- Records about charts and figures
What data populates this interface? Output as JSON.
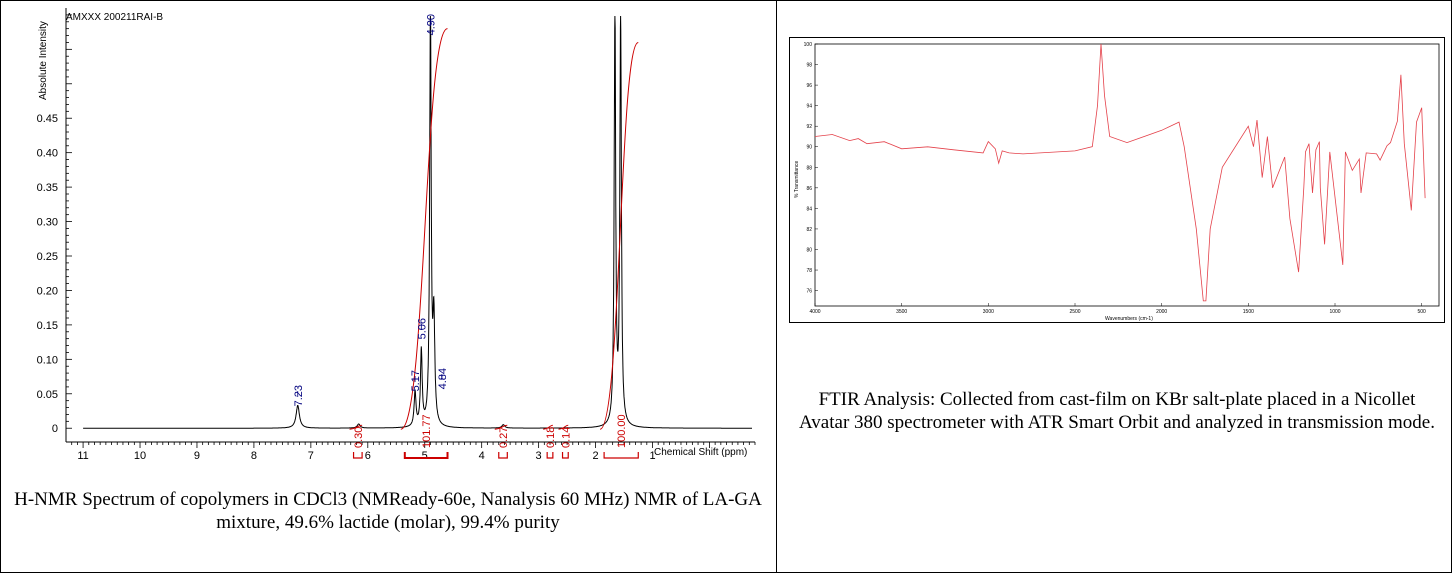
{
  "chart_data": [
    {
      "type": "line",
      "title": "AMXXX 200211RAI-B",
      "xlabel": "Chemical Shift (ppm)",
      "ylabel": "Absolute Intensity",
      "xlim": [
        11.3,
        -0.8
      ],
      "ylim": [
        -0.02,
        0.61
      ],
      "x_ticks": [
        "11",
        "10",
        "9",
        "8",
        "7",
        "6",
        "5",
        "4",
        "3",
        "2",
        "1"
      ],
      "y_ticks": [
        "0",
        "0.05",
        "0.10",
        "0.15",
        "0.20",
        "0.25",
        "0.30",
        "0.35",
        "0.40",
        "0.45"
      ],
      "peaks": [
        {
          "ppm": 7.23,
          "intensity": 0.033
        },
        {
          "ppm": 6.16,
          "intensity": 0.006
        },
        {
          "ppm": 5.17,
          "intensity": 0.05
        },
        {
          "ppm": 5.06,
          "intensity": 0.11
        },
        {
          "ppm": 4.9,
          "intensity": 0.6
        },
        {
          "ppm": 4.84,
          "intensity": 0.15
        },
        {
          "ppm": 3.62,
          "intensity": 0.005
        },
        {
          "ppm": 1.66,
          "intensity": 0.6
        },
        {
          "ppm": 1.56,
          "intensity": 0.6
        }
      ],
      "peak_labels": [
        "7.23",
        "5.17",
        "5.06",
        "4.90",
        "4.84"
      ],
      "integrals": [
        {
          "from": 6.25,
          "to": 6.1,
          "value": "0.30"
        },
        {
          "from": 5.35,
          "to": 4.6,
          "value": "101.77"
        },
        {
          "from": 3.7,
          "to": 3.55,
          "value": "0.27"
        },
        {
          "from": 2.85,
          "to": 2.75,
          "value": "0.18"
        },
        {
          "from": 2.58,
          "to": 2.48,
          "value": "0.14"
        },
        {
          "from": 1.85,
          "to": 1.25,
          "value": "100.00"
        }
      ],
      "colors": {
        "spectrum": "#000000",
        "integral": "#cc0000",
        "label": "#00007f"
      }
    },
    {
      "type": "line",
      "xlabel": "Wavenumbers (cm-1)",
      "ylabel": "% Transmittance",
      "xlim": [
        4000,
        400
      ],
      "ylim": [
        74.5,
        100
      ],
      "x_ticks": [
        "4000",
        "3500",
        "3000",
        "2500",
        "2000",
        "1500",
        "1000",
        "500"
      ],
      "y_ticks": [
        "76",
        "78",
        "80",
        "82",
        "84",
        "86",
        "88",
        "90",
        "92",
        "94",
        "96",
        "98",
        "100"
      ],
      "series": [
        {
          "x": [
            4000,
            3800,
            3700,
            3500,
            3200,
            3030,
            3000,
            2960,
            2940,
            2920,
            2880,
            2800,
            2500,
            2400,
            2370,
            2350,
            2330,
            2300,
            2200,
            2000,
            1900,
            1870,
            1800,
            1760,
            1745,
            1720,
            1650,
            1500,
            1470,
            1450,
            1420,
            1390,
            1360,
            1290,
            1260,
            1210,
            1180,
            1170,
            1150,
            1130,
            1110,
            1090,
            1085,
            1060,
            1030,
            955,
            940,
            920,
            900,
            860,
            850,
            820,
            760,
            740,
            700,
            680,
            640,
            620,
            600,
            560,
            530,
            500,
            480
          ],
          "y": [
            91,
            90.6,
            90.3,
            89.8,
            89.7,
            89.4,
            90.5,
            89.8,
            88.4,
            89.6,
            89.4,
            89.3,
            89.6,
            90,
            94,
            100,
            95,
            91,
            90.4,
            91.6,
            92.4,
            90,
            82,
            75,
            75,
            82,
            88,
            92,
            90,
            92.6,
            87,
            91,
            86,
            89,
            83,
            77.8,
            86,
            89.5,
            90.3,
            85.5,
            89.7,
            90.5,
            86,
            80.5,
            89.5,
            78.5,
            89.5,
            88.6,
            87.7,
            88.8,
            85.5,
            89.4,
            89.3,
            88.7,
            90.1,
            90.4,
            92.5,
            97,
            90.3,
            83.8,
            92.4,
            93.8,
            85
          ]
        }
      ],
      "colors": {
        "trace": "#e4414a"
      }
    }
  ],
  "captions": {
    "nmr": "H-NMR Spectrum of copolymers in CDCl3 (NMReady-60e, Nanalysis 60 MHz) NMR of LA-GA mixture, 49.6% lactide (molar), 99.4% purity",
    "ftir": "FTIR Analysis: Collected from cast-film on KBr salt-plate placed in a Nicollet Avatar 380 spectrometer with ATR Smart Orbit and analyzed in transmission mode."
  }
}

- Problem description
Nothing but the pictures may be dropped; output the records above exactly.

- Worked answer
What data populates this interface? Output as JSON.
{
  "chart_data": [
    {
      "type": "line",
      "title": "AMXXX 200211RAI-B",
      "xlabel": "Chemical Shift (ppm)",
      "ylabel": "Absolute Intensity",
      "xlim": [
        11.3,
        -0.8
      ],
      "ylim": [
        -0.02,
        0.61
      ],
      "x_ticks": [
        "11",
        "10",
        "9",
        "8",
        "7",
        "6",
        "5",
        "4",
        "3",
        "2",
        "1"
      ],
      "y_ticks": [
        "0",
        "0.05",
        "0.10",
        "0.15",
        "0.20",
        "0.25",
        "0.30",
        "0.35",
        "0.40",
        "0.45"
      ],
      "peaks": [
        {
          "ppm": 7.23,
          "intensity": 0.033
        },
        {
          "ppm": 6.16,
          "intensity": 0.006
        },
        {
          "ppm": 5.17,
          "intensity": 0.05
        },
        {
          "ppm": 5.06,
          "intensity": 0.11
        },
        {
          "ppm": 4.9,
          "intensity": 0.6
        },
        {
          "ppm": 4.84,
          "intensity": 0.15
        },
        {
          "ppm": 3.62,
          "intensity": 0.005
        },
        {
          "ppm": 1.66,
          "intensity": 0.6
        },
        {
          "ppm": 1.56,
          "intensity": 0.6
        }
      ],
      "peak_labels": [
        "7.23",
        "5.17",
        "5.06",
        "4.90",
        "4.84"
      ],
      "integrals": [
        {
          "from": 6.25,
          "to": 6.1,
          "value": "0.30"
        },
        {
          "from": 5.35,
          "to": 4.6,
          "value": "101.77"
        },
        {
          "from": 3.7,
          "to": 3.55,
          "value": "0.27"
        },
        {
          "from": 2.85,
          "to": 2.75,
          "value": "0.18"
        },
        {
          "from": 2.58,
          "to": 2.48,
          "value": "0.14"
        },
        {
          "from": 1.85,
          "to": 1.25,
          "value": "100.00"
        }
      ],
      "colors": {
        "spectrum": "#000000",
        "integral": "#cc0000",
        "label": "#00007f"
      }
    },
    {
      "type": "line",
      "xlabel": "Wavenumbers (cm-1)",
      "ylabel": "% Transmittance",
      "xlim": [
        4000,
        400
      ],
      "ylim": [
        74.5,
        100
      ],
      "x_ticks": [
        "4000",
        "3500",
        "3000",
        "2500",
        "2000",
        "1500",
        "1000",
        "500"
      ],
      "y_ticks": [
        "76",
        "78",
        "80",
        "82",
        "84",
        "86",
        "88",
        "90",
        "92",
        "94",
        "96",
        "98",
        "100"
      ],
      "series": [
        {
          "x": [
            4000,
            3800,
            3700,
            3500,
            3200,
            3030,
            3000,
            2960,
            2940,
            2920,
            2880,
            2800,
            2500,
            2400,
            2370,
            2350,
            2330,
            2300,
            2200,
            2000,
            1900,
            1870,
            1800,
            1760,
            1745,
            1720,
            1650,
            1500,
            1470,
            1450,
            1420,
            1390,
            1360,
            1290,
            1260,
            1210,
            1180,
            1170,
            1150,
            1130,
            1110,
            1090,
            1085,
            1060,
            1030,
            955,
            940,
            920,
            900,
            860,
            850,
            820,
            760,
            740,
            700,
            680,
            640,
            620,
            600,
            560,
            530,
            500,
            480
          ],
          "y": [
            91,
            90.6,
            90.3,
            89.8,
            89.7,
            89.4,
            90.5,
            89.8,
            88.4,
            89.6,
            89.4,
            89.3,
            89.6,
            90,
            94,
            100,
            95,
            91,
            90.4,
            91.6,
            92.4,
            90,
            82,
            75,
            75,
            82,
            88,
            92,
            90,
            92.6,
            87,
            91,
            86,
            89,
            83,
            77.8,
            86,
            89.5,
            90.3,
            85.5,
            89.7,
            90.5,
            86,
            80.5,
            89.5,
            78.5,
            89.5,
            88.6,
            87.7,
            88.8,
            85.5,
            89.4,
            89.3,
            88.7,
            90.1,
            90.4,
            92.5,
            97,
            90.3,
            83.8,
            92.4,
            93.8,
            85
          ]
        }
      ],
      "colors": {
        "trace": "#e4414a"
      }
    }
  ],
  "captions": {
    "nmr": "H-NMR Spectrum of copolymers in CDCl3 (NMReady-60e, Nanalysis 60 MHz) NMR of LA-GA mixture, 49.6% lactide (molar), 99.4% purity",
    "ftir": "FTIR Analysis: Collected from cast-film on KBr salt-plate placed in a Nicollet Avatar 380 spectrometer with ATR Smart Orbit and analyzed in transmission mode."
  }
}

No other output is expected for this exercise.